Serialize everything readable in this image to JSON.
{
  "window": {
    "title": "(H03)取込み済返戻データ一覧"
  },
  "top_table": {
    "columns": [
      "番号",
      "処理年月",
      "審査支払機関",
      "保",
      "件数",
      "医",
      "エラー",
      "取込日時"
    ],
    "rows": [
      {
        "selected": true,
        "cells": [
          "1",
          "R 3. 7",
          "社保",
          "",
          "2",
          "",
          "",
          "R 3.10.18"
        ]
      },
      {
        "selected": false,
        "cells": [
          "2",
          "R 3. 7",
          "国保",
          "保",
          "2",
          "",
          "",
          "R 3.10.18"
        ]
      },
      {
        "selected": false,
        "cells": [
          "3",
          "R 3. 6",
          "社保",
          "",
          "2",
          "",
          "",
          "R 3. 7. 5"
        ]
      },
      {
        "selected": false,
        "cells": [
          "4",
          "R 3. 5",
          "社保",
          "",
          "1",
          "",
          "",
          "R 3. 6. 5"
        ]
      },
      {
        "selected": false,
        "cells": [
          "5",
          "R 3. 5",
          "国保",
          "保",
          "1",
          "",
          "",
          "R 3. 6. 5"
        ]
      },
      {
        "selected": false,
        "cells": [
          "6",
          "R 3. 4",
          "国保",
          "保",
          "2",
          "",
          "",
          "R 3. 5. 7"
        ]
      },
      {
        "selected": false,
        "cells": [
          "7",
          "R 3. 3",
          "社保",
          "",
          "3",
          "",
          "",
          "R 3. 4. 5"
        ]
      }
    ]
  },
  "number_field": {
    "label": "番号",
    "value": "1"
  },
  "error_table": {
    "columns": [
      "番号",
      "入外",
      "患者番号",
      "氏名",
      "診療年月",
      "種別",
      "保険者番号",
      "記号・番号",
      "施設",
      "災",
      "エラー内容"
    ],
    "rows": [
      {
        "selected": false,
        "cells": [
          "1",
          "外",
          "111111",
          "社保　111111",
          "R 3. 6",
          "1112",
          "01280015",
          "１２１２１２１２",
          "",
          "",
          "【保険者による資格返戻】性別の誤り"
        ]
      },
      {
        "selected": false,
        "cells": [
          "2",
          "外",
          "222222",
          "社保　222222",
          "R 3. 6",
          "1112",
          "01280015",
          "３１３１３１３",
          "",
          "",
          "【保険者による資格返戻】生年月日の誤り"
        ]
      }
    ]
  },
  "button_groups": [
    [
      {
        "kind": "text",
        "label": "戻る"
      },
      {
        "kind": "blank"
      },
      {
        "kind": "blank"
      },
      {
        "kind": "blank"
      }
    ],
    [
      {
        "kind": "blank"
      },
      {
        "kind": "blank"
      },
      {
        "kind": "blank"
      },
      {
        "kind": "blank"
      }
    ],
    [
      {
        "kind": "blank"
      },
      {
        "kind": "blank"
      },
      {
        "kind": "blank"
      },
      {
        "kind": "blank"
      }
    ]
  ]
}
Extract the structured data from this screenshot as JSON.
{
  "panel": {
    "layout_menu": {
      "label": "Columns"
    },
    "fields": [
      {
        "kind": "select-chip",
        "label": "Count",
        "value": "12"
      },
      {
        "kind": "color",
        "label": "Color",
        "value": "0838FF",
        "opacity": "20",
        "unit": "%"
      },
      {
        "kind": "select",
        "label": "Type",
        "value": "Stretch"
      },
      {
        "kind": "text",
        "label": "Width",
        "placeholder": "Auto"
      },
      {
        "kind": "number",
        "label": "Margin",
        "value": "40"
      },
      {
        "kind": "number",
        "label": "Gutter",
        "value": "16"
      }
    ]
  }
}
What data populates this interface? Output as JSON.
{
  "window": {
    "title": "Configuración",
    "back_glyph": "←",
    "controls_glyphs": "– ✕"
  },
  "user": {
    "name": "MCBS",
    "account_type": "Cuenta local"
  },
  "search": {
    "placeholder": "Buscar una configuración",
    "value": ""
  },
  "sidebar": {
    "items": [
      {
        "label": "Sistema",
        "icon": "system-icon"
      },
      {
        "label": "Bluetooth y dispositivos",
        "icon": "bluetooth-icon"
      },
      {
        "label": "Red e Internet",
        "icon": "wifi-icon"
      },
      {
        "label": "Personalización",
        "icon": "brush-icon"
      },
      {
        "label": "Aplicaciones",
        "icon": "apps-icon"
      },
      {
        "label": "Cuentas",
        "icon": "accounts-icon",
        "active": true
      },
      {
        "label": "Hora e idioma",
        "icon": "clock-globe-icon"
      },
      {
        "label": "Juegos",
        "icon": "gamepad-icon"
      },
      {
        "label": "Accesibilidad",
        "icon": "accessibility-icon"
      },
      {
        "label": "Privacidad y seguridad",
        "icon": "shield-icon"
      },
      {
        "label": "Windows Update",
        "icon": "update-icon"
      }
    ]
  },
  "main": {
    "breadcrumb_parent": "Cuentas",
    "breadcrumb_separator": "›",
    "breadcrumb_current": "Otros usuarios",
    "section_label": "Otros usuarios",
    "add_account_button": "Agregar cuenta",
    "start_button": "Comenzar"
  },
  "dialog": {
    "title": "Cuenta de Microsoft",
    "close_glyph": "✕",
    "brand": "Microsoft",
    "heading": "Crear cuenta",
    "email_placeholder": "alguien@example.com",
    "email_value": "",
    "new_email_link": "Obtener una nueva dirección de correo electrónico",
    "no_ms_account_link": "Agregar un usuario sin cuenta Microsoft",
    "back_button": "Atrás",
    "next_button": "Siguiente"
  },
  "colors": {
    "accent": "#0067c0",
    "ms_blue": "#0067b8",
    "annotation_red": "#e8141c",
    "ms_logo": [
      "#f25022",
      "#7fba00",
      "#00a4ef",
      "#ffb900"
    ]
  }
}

##############################

### [Task objective]
State how many lines above include the word "usuarios", and nothing more.

### [Expected output]
2